§ About this exercise: Look through the entries below, please, and copy every line with the word "text".

§ Records provided:
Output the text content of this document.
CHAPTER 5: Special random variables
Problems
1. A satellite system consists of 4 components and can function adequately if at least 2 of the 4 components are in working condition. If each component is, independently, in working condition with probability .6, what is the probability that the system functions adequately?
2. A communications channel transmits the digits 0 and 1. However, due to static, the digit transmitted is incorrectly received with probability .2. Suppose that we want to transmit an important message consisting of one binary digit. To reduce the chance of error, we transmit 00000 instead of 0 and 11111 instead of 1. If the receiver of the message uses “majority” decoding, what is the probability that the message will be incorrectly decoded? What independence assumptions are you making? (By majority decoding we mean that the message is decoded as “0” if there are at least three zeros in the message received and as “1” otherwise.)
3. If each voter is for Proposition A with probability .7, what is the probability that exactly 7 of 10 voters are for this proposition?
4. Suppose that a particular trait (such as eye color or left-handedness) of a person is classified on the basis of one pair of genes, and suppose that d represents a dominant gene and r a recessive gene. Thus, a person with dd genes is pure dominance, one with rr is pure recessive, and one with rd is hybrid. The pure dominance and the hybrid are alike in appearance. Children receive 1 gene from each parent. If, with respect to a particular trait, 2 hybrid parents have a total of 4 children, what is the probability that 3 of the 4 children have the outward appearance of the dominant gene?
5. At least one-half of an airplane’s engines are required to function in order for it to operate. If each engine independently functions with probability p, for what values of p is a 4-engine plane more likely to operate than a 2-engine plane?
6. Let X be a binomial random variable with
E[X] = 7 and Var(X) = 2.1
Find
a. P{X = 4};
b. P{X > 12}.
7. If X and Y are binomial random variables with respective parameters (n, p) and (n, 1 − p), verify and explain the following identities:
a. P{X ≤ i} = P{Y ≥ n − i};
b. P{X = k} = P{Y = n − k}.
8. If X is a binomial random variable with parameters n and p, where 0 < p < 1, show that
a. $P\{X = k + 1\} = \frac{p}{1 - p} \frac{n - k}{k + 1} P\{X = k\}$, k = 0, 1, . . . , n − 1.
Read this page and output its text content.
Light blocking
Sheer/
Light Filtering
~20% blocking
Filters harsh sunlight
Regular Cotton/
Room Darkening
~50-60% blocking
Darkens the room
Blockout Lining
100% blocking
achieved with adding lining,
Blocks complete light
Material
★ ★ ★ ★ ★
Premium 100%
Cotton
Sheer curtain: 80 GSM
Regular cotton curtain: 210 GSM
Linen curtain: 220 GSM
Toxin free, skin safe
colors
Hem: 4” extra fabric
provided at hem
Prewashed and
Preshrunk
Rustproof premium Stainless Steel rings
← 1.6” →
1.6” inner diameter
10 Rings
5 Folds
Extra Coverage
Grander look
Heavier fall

§ Answer to this problem:
Output the text content of this document.
Read this page and output its text content.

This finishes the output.